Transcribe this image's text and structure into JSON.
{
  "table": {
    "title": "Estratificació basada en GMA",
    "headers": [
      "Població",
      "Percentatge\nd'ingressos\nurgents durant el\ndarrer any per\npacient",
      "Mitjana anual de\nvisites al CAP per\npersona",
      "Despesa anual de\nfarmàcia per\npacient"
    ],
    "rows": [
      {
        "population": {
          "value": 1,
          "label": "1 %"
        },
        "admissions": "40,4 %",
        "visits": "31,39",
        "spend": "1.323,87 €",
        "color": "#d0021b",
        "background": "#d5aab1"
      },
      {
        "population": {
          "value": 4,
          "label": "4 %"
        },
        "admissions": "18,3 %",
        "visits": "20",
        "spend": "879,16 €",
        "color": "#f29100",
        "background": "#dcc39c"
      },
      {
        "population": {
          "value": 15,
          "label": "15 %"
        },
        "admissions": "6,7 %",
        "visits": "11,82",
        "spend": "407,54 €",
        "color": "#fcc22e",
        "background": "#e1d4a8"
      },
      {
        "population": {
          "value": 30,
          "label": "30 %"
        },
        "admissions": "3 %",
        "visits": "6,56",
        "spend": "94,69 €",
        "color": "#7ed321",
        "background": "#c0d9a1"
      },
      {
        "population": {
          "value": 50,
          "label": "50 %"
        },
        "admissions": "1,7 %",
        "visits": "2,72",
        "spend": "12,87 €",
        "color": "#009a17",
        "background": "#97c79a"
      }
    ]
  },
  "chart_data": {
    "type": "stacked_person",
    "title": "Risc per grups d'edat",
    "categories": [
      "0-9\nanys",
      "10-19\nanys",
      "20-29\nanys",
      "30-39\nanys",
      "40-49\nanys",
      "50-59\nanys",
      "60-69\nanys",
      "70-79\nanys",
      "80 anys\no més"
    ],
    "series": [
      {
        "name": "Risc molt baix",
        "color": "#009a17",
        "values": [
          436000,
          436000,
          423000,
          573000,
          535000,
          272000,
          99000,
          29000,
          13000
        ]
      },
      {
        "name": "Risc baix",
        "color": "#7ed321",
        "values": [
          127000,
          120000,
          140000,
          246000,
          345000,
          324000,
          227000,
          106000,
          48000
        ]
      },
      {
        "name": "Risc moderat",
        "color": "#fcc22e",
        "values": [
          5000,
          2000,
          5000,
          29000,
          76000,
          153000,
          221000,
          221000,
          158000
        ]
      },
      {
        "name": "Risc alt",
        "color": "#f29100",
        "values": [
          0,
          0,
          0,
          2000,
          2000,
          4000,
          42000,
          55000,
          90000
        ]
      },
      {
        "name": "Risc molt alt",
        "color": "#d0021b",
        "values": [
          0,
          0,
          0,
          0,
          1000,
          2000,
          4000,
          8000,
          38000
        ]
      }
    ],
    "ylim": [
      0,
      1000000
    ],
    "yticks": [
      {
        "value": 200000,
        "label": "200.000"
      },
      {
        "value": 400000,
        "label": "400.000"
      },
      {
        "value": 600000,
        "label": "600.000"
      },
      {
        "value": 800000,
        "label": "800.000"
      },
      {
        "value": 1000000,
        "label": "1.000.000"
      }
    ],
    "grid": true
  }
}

▸ WRITTEN TASK
Give a word-for-word copy of the records.

▸ SOLUTION TO THE PROBLEM
Transcribe this image's text and structure into JSON.
{
  "table": {
    "title": "Estratificació basada en GMA",
    "headers": [
      "Població",
      "Percentatge\nd'ingressos\nurgents durant el\ndarrer any per\npacient",
      "Mitjana anual de\nvisites al CAP per\npersona",
      "Despesa anual de\nfarmàcia per\npacient"
    ],
    "rows": [
      {
        "population": {
          "value": 1,
          "label": "1 %"
        },
        "admissions": "40,4 %",
        "visits": "31,39",
        "spend": "1.323,87 €",
        "color": "#d0021b",
        "background": "#d5aab1"
      },
      {
        "population": {
          "value": 4,
          "label": "4 %"
        },
        "admissions": "18,3 %",
        "visits": "20",
        "spend": "879,16 €",
        "color": "#f29100",
        "background": "#dcc39c"
      },
      {
        "population": {
          "value": 15,
          "label": "15 %"
        },
        "admissions": "6,7 %",
        "visits": "11,82",
        "spend": "407,54 €",
        "color": "#fcc22e",
        "background": "#e1d4a8"
      },
      {
        "population": {
          "value": 30,
          "label": "30 %"
        },
        "admissions": "3 %",
        "visits": "6,56",
        "spend": "94,69 €",
        "color": "#7ed321",
        "background": "#c0d9a1"
      },
      {
        "population": {
          "value": 50,
          "label": "50 %"
        },
        "admissions": "1,7 %",
        "visits": "2,72",
        "spend": "12,87 €",
        "color": "#009a17",
        "background": "#97c79a"
      }
    ]
  },
  "chart_data": {
    "type": "stacked_person",
    "title": "Risc per grups d'edat",
    "categories": [
      "0-9\nanys",
      "10-19\nanys",
      "20-29\nanys",
      "30-39\nanys",
      "40-49\nanys",
      "50-59\nanys",
      "60-69\nanys",
      "70-79\nanys",
      "80 anys\no més"
    ],
    "series": [
      {
        "name": "Risc molt baix",
        "color": "#009a17",
        "values": [
          436000,
          436000,
          423000,
          573000,
          535000,
          272000,
          99000,
          29000,
          13000
        ]
      },
      {
        "name": "Risc baix",
        "color": "#7ed321",
        "values": [
          127000,
          120000,
          140000,
          246000,
          345000,
          324000,
          227000,
          106000,
          48000
        ]
      },
      {
        "name": "Risc moderat",
        "color": "#fcc22e",
        "values": [
          5000,
          2000,
          5000,
          29000,
          76000,
          153000,
          221000,
          221000,
          158000
        ]
      },
      {
        "name": "Risc alt",
        "color": "#f29100",
        "values": [
          0,
          0,
          0,
          2000,
          2000,
          4000,
          42000,
          55000,
          90000
        ]
      },
      {
        "name": "Risc molt alt",
        "color": "#d0021b",
        "values": [
          0,
          0,
          0,
          0,
          1000,
          2000,
          4000,
          8000,
          38000
        ]
      }
    ],
    "ylim": [
      0,
      1000000
    ],
    "yticks": [
      {
        "value": 200000,
        "label": "200.000"
      },
      {
        "value": 400000,
        "label": "400.000"
      },
      {
        "value": 600000,
        "label": "600.000"
      },
      {
        "value": 800000,
        "label": "800.000"
      },
      {
        "value": 1000000,
        "label": "1.000.000"
      }
    ],
    "grid": true
  }
}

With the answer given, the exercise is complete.